[Problem] Would you find each line in the entries below with the string "matrices" and copy it?

-- Data for analysis follows --

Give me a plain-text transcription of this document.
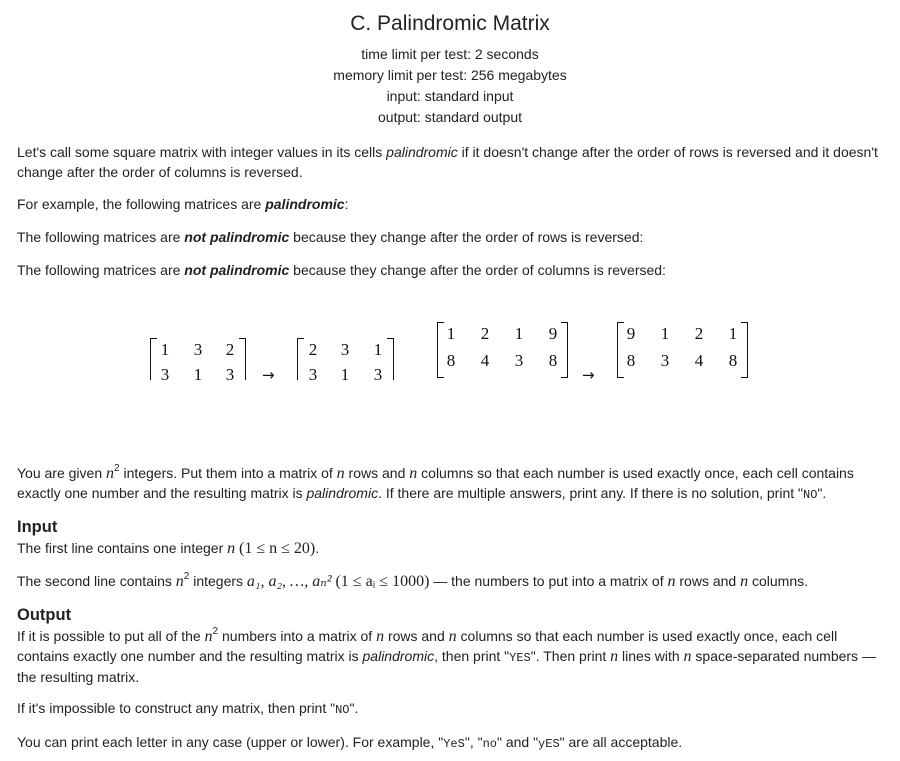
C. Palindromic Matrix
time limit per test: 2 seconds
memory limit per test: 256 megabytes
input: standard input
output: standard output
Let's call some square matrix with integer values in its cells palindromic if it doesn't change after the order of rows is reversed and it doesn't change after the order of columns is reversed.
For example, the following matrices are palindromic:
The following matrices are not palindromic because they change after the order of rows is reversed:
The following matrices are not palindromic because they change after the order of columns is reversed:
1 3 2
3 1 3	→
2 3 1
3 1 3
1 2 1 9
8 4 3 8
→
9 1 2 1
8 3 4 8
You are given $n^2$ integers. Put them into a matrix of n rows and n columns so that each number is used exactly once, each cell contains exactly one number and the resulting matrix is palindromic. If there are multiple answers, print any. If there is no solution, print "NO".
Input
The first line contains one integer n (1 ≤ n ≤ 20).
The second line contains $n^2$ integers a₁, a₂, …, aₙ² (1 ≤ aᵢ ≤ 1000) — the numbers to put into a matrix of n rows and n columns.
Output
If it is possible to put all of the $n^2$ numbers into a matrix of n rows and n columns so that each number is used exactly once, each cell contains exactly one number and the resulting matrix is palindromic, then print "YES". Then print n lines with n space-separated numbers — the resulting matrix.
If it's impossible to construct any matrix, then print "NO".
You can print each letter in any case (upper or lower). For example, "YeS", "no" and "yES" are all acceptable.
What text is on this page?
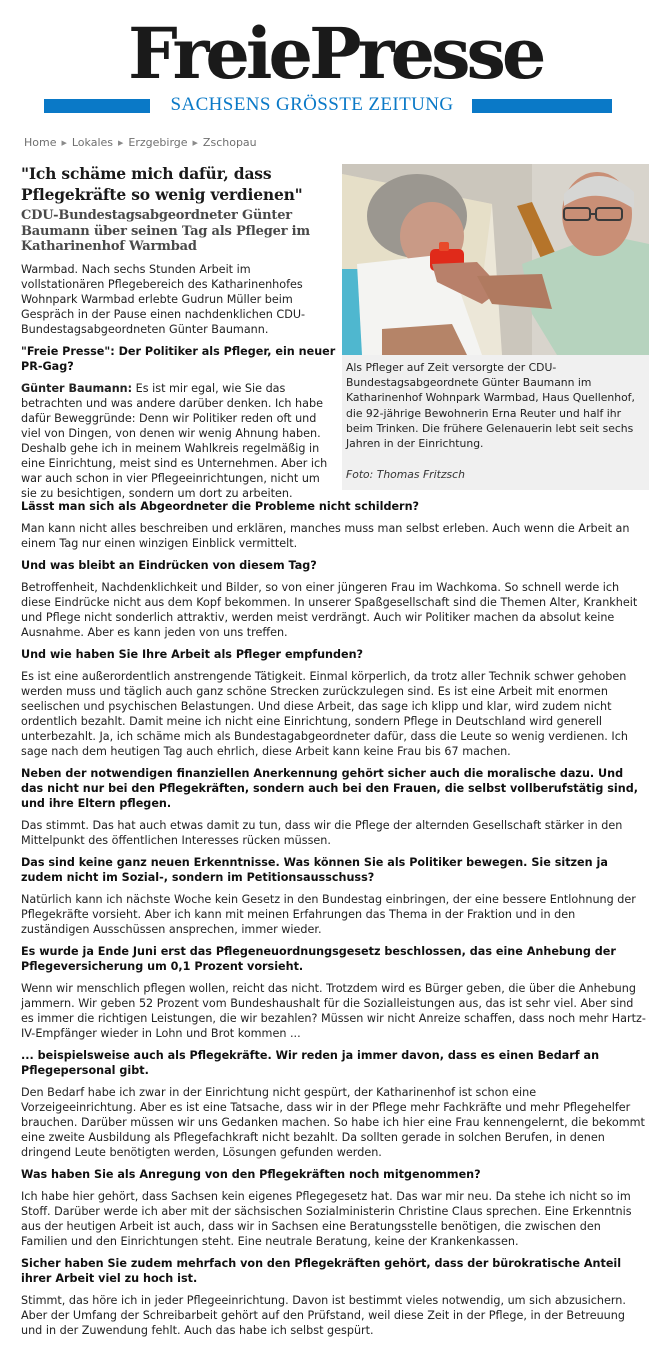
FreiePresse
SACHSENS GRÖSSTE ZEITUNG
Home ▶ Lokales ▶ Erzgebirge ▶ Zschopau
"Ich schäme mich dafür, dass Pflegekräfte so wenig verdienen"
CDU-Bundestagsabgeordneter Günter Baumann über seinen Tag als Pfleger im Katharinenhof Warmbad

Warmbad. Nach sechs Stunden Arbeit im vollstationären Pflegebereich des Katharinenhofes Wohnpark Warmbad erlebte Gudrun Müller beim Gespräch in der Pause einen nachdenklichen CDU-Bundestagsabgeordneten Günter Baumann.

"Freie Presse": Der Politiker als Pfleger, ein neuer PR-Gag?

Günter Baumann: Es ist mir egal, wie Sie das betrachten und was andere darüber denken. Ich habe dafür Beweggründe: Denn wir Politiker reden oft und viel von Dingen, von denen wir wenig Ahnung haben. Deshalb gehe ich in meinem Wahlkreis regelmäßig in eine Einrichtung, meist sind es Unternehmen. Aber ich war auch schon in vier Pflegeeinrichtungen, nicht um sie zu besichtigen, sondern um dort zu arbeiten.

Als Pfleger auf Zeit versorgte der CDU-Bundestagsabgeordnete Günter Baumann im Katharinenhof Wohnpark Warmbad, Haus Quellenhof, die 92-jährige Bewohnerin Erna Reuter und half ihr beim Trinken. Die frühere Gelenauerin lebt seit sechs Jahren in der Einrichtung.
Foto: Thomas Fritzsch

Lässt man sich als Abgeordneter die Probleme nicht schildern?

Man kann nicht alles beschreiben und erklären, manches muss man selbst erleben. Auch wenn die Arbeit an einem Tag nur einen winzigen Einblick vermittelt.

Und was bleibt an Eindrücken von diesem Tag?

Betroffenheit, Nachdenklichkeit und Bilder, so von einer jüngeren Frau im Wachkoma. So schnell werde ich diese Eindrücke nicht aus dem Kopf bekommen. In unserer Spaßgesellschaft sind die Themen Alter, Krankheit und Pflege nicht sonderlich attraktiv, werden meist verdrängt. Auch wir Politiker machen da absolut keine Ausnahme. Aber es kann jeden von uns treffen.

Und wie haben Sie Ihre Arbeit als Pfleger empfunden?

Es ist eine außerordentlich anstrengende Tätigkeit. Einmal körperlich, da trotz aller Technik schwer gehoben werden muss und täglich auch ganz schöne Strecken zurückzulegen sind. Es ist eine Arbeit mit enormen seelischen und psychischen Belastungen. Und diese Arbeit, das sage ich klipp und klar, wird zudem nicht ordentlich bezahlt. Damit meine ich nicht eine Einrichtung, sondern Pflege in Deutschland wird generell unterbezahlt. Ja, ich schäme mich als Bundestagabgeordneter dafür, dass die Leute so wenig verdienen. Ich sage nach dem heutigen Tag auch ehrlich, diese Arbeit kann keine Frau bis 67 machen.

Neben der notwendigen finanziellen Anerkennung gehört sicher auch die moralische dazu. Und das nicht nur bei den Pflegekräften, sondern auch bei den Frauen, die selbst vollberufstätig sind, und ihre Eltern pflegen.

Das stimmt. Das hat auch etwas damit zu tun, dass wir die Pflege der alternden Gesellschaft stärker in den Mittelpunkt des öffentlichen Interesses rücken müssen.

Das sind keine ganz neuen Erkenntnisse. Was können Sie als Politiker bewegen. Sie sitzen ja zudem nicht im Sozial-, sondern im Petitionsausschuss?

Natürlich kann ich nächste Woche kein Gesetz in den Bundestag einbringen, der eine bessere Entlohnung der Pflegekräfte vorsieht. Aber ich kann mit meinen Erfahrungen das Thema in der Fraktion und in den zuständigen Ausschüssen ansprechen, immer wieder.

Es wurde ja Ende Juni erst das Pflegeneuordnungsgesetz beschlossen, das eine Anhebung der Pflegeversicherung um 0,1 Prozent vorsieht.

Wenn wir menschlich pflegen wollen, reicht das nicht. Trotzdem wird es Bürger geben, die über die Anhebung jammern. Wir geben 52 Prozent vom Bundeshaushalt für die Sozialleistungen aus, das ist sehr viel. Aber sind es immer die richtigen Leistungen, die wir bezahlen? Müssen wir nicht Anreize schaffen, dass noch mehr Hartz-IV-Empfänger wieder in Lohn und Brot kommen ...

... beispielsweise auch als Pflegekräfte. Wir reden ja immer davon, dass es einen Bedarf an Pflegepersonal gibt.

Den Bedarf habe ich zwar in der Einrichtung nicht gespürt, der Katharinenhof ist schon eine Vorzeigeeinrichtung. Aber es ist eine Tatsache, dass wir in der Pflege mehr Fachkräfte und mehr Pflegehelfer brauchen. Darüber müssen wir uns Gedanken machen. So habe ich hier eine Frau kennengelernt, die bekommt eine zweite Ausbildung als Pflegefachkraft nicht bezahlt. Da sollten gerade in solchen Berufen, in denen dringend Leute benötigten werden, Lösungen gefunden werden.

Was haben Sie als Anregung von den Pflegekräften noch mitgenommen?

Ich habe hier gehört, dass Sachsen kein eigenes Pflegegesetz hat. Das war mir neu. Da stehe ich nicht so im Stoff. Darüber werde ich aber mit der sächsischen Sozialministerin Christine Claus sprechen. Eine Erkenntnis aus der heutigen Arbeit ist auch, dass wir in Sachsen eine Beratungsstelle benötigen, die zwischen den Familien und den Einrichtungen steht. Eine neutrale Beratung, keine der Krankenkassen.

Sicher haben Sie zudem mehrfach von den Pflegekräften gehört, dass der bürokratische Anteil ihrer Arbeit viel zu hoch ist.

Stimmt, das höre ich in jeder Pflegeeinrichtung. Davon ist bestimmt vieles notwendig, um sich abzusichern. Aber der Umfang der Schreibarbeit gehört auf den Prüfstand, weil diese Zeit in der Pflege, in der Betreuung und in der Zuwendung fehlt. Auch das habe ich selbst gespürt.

-- Data for analysis concluded --

[Solution]
For example, the following matrices are palindromic:
The following matrices are not palindromic because they change after the order of rows is reversed:
The following matrices are not palindromic because they change after the order of columns is reversed:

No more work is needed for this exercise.